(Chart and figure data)
--- Start ---
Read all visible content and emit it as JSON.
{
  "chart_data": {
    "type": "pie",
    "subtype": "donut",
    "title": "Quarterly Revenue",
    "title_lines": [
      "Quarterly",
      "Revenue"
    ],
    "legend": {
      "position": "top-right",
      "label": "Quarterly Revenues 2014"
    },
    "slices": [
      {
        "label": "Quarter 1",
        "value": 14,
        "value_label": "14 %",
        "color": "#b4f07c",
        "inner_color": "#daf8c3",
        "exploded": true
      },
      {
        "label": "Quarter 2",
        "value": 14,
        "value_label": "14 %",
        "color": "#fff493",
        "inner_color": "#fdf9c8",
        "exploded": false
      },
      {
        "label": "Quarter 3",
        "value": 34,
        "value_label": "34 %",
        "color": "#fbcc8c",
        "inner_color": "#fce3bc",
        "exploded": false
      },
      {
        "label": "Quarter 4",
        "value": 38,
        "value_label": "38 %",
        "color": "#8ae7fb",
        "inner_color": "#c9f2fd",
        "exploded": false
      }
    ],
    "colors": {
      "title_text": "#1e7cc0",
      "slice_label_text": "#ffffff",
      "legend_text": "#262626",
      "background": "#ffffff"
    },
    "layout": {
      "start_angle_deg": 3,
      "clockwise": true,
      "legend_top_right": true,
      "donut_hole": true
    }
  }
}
--- End ---
» **What you will do**: Pick out all lines containing the string "true".

» **In response**:
        "exploded": true
      "clockwise": true,
      "legend_top_right": true,
      "donut_hole": true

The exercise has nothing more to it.